> Your assignment:
Scan the listing below for the word "would", then copy each line that has it.
·····
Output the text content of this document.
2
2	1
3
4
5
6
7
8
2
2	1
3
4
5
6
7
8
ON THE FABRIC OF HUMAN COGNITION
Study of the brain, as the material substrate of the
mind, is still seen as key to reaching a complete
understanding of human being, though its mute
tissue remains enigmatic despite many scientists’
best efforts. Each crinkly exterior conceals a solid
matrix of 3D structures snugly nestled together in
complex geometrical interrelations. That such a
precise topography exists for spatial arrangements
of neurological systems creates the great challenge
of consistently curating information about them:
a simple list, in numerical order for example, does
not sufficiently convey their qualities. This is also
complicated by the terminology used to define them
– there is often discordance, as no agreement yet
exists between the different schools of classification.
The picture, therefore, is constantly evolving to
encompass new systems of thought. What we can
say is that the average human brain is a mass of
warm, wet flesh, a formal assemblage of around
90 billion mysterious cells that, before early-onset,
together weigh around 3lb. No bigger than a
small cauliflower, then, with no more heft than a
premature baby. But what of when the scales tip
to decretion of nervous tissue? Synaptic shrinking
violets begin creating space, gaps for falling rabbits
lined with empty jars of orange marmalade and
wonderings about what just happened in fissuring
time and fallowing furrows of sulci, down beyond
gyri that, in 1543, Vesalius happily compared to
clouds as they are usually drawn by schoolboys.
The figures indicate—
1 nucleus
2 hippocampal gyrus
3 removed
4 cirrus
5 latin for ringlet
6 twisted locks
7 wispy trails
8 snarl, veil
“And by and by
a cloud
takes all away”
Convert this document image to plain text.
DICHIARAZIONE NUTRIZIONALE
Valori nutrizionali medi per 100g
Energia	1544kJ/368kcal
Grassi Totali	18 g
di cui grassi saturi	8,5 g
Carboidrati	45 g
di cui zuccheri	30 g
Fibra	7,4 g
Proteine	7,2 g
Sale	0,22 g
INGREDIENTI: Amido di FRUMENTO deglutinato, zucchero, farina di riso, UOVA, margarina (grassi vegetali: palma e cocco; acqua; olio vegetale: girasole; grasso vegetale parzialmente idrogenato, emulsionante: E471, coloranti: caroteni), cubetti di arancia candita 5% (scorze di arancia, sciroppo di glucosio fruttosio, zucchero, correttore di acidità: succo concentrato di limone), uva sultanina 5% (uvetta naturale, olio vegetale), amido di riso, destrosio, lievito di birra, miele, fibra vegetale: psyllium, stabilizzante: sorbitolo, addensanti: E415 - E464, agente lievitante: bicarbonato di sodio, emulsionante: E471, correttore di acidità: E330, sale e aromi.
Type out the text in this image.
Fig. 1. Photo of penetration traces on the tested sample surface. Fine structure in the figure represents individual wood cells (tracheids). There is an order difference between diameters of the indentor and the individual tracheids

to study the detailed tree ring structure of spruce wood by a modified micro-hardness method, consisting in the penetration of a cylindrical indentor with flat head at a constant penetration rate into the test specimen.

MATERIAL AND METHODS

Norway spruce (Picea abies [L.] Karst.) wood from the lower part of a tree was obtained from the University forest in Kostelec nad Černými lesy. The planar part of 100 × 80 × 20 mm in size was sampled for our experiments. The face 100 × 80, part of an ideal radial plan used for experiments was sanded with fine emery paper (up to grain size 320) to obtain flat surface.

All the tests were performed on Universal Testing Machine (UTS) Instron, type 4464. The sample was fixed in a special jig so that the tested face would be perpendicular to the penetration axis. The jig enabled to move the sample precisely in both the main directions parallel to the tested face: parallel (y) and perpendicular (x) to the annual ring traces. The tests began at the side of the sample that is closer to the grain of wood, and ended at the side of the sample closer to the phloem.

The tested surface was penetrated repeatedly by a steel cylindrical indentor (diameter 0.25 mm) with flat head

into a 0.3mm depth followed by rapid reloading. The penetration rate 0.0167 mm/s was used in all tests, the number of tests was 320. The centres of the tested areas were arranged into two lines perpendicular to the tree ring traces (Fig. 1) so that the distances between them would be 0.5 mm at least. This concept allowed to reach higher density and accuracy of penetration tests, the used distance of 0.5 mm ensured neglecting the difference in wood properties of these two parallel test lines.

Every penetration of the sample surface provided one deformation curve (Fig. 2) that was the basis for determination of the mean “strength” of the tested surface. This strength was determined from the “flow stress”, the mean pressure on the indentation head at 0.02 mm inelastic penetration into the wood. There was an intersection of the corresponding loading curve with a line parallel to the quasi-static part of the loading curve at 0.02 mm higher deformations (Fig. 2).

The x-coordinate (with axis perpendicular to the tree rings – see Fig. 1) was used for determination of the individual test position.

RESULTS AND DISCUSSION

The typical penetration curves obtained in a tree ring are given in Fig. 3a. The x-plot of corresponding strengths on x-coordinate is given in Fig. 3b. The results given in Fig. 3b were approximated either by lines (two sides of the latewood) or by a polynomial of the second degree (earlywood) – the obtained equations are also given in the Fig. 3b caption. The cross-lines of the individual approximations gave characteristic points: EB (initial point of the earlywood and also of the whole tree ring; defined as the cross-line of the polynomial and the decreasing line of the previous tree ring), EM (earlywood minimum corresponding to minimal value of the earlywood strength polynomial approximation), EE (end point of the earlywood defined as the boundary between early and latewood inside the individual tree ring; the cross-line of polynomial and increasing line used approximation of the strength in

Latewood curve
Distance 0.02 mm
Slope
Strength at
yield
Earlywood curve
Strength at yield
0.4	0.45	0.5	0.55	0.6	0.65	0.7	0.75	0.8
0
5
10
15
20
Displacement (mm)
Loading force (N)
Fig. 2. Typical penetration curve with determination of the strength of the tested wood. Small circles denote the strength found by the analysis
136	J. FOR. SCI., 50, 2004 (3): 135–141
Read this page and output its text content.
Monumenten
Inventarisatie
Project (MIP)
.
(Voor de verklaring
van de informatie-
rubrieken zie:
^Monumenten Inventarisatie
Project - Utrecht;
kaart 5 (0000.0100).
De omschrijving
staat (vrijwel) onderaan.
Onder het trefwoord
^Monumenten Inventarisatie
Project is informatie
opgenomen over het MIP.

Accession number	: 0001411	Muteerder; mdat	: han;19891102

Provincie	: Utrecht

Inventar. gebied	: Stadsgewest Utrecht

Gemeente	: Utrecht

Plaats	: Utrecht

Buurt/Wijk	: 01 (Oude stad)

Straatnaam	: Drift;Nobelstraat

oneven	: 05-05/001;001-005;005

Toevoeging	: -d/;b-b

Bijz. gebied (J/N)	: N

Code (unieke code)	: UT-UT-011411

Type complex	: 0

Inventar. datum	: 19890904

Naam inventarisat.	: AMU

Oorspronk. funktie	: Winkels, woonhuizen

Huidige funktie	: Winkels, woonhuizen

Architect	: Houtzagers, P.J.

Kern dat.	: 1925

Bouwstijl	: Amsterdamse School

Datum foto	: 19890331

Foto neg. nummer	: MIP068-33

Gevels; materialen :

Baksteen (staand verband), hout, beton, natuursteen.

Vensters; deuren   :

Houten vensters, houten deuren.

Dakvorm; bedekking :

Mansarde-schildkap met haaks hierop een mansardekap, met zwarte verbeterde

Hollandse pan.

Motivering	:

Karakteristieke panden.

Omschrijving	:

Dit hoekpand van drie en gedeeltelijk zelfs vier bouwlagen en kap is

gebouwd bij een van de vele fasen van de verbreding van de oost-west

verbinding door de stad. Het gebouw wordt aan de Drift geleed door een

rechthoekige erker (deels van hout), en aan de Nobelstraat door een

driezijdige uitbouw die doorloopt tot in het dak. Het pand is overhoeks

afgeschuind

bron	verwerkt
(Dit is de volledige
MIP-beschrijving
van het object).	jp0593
·····
> Expected answer:
All the tests were performed on Universal Testing Machine (UTS) Instron, type 4464. The sample was fixed in a special jig so that the tested face would be perpendicular to the penetration axis. The jig enabled to move the sample precisely in both the main directions parallel to the tested face: parallel (y) and perpendicular (x) to the annual ring traces. The tests began at the side of the sample that is closer to the grain of wood, and ended at the side of the sample closer to the phloem.
into a 0.3mm depth followed by rapid reloading. The penetration rate 0.0167 mm/s was used in all tests, the number of tests was 320. The centres of the tested areas were arranged into two lines perpendicular to the tree ring traces (Fig. 1) so that the distances between them would be 0.5 mm at least. This concept allowed to reach higher density and accuracy of penetration tests, the used distance of 0.5 mm ensured neglecting the difference in wood properties of these two parallel test lines.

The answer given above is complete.